■ Figure content listings ■
▬▬▬

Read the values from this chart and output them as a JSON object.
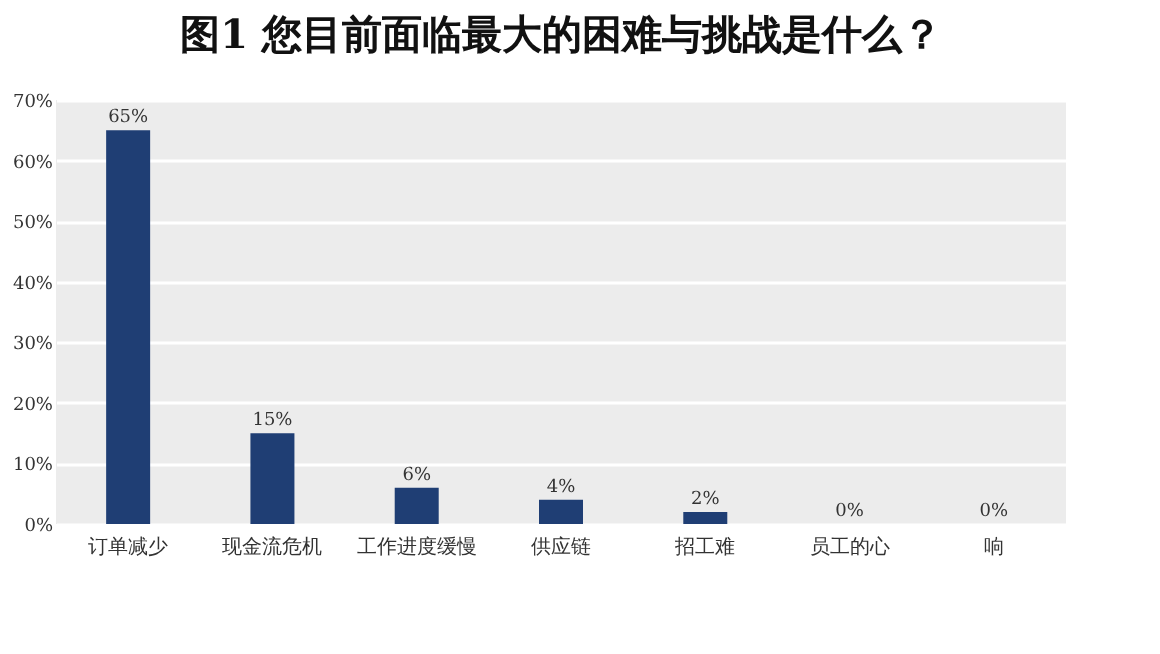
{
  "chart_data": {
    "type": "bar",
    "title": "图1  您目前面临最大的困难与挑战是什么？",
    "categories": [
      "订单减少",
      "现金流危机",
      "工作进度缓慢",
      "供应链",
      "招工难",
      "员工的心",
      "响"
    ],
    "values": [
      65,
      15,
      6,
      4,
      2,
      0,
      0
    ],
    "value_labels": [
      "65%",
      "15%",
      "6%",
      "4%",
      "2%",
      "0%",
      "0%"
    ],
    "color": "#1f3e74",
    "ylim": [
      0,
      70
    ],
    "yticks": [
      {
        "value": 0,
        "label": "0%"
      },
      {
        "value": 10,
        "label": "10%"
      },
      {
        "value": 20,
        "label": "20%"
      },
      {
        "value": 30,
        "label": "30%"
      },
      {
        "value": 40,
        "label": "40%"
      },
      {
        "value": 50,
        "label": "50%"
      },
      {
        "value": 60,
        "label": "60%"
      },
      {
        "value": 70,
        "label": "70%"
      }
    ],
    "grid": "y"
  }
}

▬▬▬

■ Short exercise ■
Filter the records above and return every line that holds the word "values".

■ Answer to the task ■
Read the values from this chart and output them as a JSON object.
    "values": [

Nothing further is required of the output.